Return every line of the material that contains the string "chevron".

-- start --

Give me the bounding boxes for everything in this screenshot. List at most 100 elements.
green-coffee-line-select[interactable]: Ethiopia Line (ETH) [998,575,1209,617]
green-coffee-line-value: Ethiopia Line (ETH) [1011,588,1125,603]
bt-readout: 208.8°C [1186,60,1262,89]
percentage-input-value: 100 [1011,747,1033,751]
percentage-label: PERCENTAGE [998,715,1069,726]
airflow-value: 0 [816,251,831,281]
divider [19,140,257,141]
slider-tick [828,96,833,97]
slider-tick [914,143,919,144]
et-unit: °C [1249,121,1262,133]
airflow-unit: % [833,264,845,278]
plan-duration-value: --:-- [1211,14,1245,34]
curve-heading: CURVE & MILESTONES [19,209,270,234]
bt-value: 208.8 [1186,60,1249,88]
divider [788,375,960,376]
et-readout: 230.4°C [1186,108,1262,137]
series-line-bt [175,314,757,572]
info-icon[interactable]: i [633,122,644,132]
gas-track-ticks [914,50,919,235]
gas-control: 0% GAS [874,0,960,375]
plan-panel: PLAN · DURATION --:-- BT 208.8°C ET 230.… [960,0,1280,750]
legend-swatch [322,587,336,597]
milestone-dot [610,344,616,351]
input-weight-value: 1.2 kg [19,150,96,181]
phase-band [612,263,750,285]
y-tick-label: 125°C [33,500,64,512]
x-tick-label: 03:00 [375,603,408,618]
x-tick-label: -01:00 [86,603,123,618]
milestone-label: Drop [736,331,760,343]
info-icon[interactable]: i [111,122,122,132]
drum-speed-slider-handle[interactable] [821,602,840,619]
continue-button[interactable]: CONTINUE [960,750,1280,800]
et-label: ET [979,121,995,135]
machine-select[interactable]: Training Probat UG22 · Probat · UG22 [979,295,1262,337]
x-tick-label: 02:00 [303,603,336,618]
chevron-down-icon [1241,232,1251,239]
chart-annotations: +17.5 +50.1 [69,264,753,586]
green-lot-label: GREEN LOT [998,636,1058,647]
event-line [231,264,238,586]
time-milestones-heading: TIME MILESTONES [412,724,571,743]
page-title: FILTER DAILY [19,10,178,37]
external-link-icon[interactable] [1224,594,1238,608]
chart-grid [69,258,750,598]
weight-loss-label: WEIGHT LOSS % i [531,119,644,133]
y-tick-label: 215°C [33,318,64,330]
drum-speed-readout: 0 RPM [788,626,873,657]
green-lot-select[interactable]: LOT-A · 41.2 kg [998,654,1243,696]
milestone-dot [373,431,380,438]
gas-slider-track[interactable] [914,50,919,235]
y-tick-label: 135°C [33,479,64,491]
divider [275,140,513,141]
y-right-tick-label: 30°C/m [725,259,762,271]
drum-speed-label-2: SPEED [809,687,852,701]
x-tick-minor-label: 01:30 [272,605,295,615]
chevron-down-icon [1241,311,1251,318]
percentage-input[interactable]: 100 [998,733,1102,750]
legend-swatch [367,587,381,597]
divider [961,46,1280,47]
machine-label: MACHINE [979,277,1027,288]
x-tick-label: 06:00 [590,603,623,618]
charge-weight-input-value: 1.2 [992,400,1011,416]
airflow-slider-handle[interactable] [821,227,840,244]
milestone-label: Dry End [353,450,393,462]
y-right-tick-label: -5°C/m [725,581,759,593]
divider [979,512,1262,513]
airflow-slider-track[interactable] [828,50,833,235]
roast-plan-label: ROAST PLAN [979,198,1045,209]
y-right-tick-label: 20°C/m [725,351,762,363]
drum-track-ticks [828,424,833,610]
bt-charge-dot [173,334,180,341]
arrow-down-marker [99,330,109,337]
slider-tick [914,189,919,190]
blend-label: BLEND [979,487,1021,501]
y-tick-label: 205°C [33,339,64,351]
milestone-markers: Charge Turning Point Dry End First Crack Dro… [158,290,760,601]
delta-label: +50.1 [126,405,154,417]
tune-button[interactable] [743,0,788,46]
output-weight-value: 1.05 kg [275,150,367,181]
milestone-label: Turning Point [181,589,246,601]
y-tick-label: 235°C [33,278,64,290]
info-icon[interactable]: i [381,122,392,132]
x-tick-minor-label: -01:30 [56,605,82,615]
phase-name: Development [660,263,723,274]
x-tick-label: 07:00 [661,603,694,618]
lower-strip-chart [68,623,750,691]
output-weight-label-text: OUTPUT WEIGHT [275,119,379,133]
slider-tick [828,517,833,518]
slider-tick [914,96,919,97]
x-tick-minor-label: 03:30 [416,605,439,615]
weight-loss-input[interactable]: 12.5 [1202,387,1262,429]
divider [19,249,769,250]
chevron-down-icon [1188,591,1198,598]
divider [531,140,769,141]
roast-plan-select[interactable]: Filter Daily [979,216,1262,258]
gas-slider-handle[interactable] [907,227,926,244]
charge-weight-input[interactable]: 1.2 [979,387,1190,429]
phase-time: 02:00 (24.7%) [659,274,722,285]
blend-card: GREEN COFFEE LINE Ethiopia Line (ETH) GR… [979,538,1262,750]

-- end --
-- start --

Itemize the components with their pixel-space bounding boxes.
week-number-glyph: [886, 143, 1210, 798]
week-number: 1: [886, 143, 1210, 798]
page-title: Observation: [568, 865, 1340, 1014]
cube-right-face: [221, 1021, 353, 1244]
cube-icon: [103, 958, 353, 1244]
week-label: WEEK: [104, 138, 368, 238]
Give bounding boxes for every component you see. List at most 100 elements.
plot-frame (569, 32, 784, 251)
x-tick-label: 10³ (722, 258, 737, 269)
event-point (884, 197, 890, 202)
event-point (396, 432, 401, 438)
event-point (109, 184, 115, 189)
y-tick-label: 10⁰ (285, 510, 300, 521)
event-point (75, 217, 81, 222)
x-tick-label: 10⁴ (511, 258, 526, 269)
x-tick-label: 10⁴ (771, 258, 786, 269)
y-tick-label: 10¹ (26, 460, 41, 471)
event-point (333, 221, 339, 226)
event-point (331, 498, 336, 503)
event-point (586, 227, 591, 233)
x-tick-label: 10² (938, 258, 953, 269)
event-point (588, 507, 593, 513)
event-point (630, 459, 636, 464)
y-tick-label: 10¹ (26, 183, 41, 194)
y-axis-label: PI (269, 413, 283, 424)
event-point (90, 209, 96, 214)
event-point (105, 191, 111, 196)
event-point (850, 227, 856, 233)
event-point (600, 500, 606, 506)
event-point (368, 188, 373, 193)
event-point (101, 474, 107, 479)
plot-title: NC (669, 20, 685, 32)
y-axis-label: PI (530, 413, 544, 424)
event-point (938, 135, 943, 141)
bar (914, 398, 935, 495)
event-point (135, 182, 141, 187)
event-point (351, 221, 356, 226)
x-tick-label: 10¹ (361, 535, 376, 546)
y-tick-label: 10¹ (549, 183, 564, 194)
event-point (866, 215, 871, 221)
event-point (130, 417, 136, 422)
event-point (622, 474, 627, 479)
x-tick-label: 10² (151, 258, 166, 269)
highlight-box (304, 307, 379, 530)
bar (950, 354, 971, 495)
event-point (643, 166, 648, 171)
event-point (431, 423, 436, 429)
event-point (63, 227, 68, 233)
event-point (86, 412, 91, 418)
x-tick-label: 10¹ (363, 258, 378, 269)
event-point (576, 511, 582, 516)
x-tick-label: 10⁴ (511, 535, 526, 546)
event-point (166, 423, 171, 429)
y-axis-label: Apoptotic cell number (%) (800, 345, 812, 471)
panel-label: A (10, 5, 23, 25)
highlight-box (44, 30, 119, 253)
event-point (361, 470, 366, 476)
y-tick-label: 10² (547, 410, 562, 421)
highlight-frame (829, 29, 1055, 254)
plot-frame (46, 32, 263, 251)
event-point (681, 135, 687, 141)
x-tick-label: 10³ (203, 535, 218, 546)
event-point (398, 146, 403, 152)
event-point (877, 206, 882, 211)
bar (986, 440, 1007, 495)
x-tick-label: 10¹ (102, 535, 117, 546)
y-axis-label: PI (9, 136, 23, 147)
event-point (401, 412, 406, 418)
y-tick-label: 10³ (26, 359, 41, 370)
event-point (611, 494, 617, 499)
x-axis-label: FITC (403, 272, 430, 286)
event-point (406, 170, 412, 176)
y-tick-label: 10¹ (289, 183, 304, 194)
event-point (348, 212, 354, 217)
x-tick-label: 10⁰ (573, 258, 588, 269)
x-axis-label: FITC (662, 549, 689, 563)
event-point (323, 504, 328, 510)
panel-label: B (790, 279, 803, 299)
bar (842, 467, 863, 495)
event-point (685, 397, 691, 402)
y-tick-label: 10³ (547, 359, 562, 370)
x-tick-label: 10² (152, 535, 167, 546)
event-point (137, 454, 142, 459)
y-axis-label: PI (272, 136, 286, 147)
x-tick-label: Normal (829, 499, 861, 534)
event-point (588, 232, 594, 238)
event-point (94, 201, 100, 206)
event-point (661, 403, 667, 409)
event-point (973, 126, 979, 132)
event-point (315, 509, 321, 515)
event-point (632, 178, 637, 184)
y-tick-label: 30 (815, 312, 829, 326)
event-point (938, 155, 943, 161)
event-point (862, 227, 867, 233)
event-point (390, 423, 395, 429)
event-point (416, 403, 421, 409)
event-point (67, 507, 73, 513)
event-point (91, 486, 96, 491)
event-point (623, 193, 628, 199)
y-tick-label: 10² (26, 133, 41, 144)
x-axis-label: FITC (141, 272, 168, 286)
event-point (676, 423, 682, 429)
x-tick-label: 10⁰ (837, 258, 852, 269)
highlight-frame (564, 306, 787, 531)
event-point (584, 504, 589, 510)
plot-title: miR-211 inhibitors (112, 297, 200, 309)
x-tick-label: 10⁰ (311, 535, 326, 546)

-- end --
-- start --

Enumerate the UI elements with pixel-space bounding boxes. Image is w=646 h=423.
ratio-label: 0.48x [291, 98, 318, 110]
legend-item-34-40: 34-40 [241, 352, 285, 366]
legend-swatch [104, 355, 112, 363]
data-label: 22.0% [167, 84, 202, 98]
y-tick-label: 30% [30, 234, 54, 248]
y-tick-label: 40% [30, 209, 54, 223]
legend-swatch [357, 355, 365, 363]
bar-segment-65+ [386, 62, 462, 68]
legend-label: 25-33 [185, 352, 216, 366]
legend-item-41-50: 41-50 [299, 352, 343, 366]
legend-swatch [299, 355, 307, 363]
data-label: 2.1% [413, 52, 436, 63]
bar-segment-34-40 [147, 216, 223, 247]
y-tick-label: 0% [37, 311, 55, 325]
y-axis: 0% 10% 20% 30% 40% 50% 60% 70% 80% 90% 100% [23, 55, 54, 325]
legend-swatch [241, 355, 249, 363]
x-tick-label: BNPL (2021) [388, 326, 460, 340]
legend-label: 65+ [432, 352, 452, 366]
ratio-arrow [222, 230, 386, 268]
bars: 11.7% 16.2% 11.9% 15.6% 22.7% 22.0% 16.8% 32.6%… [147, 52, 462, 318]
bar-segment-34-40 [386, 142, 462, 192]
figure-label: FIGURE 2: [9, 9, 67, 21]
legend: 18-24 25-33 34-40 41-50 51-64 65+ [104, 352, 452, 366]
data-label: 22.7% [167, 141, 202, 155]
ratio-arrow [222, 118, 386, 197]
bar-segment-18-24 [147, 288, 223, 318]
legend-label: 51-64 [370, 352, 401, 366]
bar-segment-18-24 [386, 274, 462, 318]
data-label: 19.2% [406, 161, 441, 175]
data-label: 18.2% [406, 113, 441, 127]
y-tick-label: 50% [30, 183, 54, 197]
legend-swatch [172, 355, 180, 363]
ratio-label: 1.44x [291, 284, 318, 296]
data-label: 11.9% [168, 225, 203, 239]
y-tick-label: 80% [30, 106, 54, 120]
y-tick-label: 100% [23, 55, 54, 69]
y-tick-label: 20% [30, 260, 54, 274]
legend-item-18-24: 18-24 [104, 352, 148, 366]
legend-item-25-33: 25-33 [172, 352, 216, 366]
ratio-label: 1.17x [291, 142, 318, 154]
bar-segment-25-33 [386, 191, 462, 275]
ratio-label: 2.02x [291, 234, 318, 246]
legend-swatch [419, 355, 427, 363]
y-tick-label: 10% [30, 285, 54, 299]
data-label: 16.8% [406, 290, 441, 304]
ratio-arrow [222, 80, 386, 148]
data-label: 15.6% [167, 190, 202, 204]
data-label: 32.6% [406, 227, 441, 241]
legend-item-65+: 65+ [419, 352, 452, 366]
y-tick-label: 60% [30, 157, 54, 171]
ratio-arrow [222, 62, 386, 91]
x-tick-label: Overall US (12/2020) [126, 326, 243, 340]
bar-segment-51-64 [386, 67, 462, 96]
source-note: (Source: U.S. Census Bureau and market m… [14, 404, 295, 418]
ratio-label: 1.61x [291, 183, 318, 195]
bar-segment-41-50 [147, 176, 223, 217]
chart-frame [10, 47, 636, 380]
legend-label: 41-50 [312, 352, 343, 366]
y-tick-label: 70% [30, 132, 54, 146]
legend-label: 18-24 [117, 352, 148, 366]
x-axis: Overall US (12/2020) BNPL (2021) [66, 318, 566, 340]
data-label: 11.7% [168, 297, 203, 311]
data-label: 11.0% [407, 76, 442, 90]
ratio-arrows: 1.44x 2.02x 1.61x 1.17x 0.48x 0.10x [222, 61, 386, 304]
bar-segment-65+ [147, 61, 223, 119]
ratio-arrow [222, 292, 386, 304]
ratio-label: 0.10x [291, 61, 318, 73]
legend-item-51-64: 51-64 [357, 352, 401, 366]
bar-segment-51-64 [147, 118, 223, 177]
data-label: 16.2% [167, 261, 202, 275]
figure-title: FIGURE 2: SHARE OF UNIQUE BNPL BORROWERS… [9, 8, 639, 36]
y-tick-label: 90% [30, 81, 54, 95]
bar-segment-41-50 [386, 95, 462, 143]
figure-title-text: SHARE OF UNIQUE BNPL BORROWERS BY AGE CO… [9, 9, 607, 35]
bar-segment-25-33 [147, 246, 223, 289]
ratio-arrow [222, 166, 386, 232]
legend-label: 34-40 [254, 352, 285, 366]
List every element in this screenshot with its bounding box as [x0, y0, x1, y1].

-- end --

SOLUTION TO THE EXERCISE >>
chevron-down-icon [1241,232,1251,239]
chevron-down-icon [1241,311,1251,318]
chevron-down-icon [1188,591,1198,598]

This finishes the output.